■ **Short exercise**
Report the number of lines in these entries that contain "Output". Write only the number.

■ **Dataset rows**

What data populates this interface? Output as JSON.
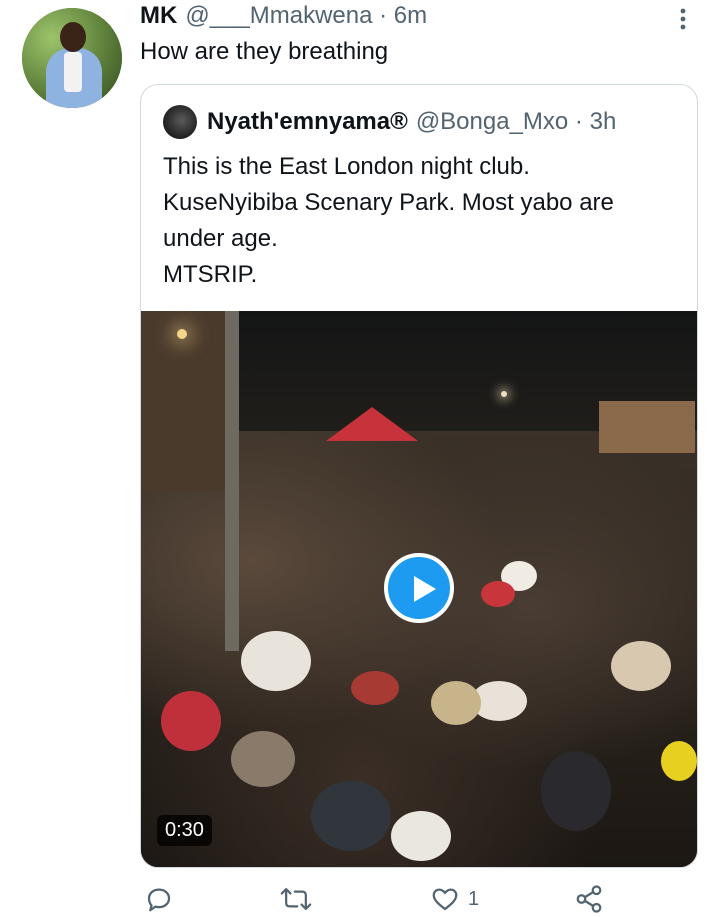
{
  "tweet": {
    "author_name": "MK",
    "author_handle": "@___Mmakwena · 6m",
    "text": "How are they breathing",
    "more_icon": "more-vertical-icon"
  },
  "quoted": {
    "author_name": "Nyath'emnyama®",
    "author_handle": "@Bonga_Mxo · 3h",
    "text_lines": [
      "This is the East London night club.",
      "KuseNyibiba Scenary Park. Most yabo are",
      "under age.",
      "MTSRIP."
    ],
    "media": {
      "type": "video",
      "duration": "0:30",
      "play_icon": "play-icon"
    }
  },
  "actions": {
    "reply_icon": "reply-icon",
    "retweet_icon": "retweet-icon",
    "like_icon": "heart-icon",
    "like_count": "1",
    "share_icon": "share-icon"
  },
  "colors": {
    "accent": "#1d9bf0",
    "text_primary": "#0f1419",
    "text_secondary": "#536471",
    "border": "#cfd9de"
  }
}
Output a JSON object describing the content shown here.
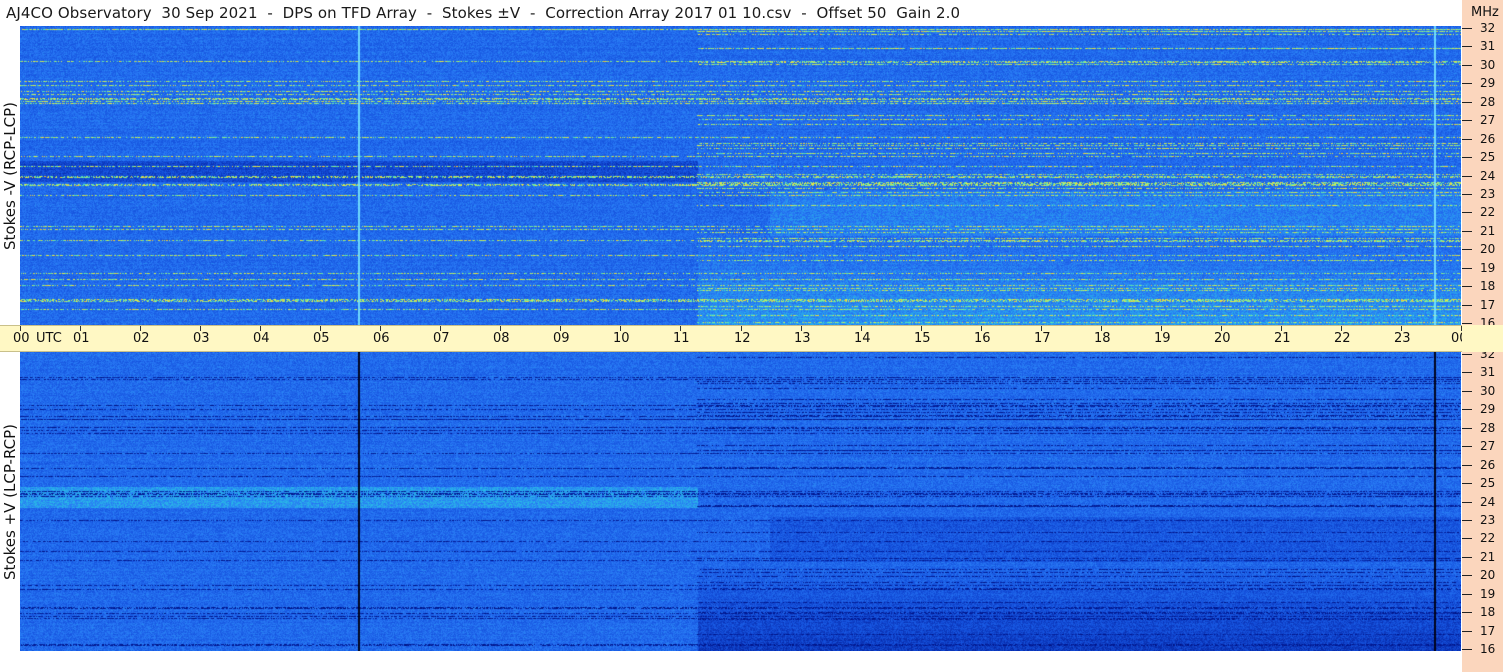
{
  "title": "AJ4CO Observatory  30 Sep 2021  -  DPS on TFD Array  -  Stokes ±V  -  Correction Array 2017 01 10.csv  -  Offset 50  Gain 2.0",
  "panels": {
    "top": {
      "label": "Stokes -V (RCP-LCP)",
      "mode": "bright"
    },
    "bottom": {
      "label": "Stokes +V (LCP-RCP)",
      "mode": "dark"
    }
  },
  "time_axis": {
    "utc_label": "UTC",
    "mhz_label": "MHz",
    "hours": [
      "00",
      "01",
      "02",
      "03",
      "04",
      "05",
      "06",
      "07",
      "08",
      "09",
      "10",
      "11",
      "12",
      "13",
      "14",
      "15",
      "16",
      "17",
      "18",
      "19",
      "20",
      "21",
      "22",
      "23",
      "00"
    ]
  },
  "frequency_axis": {
    "labels": [
      "32",
      "31",
      "30",
      "29",
      "28",
      "27",
      "26",
      "25",
      "24",
      "23",
      "22",
      "21",
      "20",
      "19",
      "18",
      "17",
      "16"
    ]
  },
  "colors": {
    "background_blue": "#2f64e0",
    "axis_yellow": "#fff8c4",
    "axis_peach": "#fbd6bd"
  }
}
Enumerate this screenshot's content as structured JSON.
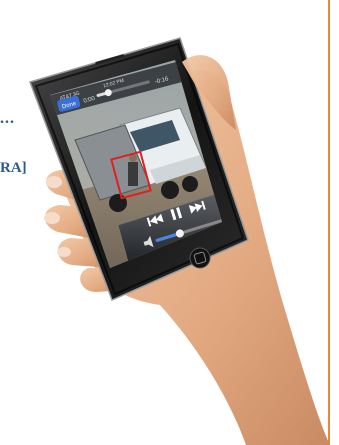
{
  "side": {
    "line1": "...",
    "line2": "RA]"
  },
  "phone": {
    "status": {
      "carrier": "AT&T 3G",
      "time": "12:02 PM"
    },
    "player": {
      "done_label": "Done",
      "elapsed": "0:00",
      "remaining": "-0:16",
      "progress": 0.22,
      "volume": 0.35
    }
  },
  "colors": {
    "accent_rule": "#e8893a",
    "side_text": "#2b5a8c",
    "detection_box": "#e02020"
  },
  "icons": [
    "previous-track-icon",
    "pause-icon",
    "next-track-icon",
    "speaker-icon",
    "home-button-icon"
  ]
}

■ **Response for this exercise**
2